THE DATA
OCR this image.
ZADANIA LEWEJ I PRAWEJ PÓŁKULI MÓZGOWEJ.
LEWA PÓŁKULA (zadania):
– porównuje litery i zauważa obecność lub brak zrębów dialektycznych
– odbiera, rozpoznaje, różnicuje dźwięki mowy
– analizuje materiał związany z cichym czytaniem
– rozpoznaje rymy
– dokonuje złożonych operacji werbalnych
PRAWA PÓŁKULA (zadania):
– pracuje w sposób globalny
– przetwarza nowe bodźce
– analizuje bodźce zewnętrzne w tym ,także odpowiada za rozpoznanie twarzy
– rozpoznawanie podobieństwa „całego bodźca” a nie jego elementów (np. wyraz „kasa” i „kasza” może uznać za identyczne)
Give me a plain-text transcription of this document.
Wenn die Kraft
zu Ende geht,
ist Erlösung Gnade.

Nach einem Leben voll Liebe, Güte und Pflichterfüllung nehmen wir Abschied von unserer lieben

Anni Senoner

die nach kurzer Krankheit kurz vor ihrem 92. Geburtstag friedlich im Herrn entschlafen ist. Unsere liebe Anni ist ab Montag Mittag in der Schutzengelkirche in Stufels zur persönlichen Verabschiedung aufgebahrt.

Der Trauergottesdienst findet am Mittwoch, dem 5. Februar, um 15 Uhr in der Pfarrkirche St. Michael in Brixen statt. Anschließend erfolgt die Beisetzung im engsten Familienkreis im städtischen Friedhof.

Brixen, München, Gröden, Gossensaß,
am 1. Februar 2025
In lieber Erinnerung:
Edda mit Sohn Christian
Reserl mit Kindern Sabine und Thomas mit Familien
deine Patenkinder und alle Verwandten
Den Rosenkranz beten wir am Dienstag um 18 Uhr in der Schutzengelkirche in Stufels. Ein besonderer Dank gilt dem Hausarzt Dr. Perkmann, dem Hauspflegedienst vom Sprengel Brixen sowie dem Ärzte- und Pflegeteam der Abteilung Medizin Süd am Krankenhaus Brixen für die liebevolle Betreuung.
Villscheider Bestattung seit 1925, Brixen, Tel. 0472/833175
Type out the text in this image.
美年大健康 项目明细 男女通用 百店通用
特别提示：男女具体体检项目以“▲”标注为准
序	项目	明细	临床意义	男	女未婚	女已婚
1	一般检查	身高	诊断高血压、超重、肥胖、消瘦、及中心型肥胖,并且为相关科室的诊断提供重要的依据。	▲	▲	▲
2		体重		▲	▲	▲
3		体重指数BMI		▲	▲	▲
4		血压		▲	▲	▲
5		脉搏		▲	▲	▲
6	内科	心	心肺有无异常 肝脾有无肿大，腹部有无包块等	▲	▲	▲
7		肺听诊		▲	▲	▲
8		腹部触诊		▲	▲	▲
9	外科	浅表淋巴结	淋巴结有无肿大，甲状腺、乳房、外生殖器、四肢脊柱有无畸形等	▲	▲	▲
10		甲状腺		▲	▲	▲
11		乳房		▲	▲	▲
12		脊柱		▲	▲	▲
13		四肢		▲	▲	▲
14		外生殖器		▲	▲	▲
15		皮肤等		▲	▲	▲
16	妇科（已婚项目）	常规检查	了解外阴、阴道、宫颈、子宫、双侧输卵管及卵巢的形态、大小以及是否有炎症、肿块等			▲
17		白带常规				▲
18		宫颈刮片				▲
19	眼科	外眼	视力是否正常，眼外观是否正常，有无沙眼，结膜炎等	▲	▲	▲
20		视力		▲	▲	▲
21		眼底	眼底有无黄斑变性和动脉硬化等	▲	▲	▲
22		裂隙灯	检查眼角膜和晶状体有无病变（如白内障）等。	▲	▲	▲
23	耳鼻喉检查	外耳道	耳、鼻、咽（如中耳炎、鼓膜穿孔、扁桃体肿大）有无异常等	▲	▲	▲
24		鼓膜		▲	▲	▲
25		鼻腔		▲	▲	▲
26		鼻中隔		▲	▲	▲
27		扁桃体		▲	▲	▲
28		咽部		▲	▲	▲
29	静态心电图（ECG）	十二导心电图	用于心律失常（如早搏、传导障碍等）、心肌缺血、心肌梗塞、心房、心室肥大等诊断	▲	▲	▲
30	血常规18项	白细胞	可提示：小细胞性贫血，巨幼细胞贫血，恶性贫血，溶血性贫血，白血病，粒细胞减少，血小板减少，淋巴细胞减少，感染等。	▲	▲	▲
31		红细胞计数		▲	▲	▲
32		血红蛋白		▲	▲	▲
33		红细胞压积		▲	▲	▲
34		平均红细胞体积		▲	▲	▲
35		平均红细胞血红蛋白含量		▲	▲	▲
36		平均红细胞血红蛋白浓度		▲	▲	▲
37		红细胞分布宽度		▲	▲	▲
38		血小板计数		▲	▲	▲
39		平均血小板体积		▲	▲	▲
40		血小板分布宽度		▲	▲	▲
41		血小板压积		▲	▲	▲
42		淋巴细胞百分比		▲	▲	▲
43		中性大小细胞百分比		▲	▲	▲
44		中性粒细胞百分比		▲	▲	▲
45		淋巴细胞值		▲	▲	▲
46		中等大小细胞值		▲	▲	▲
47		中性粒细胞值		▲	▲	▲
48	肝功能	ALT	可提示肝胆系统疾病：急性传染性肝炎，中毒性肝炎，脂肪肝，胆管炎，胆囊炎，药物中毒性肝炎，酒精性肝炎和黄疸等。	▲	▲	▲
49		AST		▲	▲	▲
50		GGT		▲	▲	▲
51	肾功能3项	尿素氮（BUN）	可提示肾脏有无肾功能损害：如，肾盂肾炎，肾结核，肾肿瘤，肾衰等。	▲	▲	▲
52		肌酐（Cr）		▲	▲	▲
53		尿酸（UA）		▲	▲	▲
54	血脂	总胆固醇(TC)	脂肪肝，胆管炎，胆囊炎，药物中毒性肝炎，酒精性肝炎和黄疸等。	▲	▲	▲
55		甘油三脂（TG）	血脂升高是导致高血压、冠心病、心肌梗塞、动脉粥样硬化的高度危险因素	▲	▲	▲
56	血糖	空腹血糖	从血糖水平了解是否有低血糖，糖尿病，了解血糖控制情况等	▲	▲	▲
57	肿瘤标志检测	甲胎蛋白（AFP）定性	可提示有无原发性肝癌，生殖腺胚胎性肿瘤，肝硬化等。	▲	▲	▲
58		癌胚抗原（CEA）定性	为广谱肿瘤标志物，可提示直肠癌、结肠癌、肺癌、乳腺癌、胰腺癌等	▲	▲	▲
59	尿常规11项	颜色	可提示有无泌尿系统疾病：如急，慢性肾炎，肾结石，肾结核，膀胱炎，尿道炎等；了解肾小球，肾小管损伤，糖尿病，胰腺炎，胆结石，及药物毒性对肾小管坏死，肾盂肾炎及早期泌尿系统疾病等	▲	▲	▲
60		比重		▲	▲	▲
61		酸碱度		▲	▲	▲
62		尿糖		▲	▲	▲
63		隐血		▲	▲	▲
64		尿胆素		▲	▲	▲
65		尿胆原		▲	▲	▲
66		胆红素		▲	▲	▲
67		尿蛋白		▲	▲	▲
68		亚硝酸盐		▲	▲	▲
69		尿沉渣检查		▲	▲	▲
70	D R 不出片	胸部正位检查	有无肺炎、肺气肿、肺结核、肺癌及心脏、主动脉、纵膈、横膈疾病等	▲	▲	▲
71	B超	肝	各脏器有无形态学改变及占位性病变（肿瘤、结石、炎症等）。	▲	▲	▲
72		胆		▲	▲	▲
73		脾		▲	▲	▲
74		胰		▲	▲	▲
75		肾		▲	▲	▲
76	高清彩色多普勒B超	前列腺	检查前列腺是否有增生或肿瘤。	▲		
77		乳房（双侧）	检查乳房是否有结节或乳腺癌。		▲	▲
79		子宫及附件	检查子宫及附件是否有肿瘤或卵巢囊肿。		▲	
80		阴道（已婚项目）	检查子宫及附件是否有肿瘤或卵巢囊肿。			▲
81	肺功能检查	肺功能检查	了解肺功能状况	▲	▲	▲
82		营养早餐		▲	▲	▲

CHALLENGE
From the listing above, collect every line that mentions the word "检查子宫及附件是否有肿瘤或卵巢囊肿".

TASK SOLUTION
79		子宫及附件	检查子宫及附件是否有肿瘤或卵巢囊肿。		▲	
80		阴道（已婚项目）	检查子宫及附件是否有肿瘤或卵巢囊肿。			▲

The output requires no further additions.